### STATED EXERCISE
Pull out every line of the material that contains the string "column". Case counts.

(Spatial annotation entries)
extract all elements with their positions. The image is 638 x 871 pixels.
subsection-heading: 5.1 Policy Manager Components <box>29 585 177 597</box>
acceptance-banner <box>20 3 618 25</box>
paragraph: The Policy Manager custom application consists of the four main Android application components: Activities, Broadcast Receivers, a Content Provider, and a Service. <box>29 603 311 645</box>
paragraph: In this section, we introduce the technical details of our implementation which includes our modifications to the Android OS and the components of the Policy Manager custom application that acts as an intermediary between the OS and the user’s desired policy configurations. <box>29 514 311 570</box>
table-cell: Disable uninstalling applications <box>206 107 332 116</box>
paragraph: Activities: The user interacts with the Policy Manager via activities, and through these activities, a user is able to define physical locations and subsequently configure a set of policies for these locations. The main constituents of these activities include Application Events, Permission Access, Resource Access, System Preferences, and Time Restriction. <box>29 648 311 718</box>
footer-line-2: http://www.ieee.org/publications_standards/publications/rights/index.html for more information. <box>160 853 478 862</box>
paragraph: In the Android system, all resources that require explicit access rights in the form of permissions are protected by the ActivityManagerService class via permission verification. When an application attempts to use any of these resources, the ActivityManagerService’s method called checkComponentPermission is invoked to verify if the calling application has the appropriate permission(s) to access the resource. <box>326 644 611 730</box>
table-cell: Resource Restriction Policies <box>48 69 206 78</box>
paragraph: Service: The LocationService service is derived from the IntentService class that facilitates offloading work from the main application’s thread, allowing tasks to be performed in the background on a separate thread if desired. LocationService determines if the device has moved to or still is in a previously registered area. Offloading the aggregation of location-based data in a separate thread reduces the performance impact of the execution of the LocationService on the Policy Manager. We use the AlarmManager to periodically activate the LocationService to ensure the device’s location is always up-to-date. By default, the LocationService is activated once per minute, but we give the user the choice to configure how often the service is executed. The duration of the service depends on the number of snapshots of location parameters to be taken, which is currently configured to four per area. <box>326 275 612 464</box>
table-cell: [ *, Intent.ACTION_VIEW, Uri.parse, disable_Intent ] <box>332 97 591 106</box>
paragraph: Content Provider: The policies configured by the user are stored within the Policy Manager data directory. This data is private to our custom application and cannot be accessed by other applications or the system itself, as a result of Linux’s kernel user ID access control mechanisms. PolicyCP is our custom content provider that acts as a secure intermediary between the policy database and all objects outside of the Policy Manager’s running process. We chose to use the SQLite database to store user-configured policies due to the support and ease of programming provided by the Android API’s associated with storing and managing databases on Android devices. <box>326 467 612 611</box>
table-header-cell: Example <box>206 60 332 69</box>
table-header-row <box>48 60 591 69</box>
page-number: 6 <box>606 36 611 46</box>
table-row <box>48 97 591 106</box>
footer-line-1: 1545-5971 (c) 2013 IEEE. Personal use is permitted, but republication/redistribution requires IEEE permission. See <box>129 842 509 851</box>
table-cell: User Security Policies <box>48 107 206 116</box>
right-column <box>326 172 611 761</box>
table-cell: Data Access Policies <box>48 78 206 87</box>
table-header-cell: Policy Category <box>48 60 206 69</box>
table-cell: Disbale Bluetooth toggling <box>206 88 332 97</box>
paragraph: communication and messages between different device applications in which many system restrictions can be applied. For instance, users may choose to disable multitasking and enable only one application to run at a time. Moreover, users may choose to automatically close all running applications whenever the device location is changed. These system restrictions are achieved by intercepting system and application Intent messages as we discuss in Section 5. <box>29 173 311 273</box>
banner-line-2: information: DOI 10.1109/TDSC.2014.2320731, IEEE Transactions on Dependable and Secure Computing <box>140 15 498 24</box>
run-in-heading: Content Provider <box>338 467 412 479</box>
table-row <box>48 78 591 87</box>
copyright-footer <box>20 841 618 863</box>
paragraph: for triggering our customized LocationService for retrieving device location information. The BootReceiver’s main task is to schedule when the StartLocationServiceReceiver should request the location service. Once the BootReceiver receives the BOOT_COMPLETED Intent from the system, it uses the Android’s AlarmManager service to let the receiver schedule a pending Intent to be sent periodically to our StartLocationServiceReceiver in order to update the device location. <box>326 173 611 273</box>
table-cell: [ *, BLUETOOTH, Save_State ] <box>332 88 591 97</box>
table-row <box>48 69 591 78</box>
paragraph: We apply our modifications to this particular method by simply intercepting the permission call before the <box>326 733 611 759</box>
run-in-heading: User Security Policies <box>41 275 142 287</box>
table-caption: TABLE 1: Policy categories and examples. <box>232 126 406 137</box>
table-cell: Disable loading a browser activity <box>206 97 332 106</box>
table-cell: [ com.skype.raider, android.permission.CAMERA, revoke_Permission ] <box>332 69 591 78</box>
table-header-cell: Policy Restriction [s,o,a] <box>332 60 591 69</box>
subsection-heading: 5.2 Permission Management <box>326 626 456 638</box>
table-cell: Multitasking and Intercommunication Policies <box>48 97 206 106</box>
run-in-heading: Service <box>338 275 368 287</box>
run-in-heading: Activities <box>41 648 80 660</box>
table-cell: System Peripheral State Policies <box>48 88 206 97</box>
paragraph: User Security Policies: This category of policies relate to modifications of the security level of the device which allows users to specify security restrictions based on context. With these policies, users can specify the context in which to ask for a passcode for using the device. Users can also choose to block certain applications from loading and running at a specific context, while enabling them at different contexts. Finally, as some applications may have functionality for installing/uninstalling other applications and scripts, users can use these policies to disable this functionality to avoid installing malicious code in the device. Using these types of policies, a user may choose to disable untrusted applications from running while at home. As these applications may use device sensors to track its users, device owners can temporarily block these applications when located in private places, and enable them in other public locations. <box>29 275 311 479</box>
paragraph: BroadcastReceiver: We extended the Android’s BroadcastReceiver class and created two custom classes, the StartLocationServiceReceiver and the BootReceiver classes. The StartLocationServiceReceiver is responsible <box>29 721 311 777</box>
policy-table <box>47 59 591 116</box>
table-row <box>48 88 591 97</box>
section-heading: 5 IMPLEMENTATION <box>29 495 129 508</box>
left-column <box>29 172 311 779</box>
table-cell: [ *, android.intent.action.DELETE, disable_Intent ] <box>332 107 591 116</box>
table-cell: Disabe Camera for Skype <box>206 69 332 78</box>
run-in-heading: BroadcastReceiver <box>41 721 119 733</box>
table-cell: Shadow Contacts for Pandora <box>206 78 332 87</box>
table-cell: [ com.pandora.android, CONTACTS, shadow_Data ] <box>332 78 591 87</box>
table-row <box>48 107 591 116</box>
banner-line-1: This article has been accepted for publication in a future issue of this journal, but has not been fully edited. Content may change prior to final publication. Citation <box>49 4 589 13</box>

### IN RESPONSE
right-column <box>326 172 611 761</box>
left-column <box>29 172 311 779</box>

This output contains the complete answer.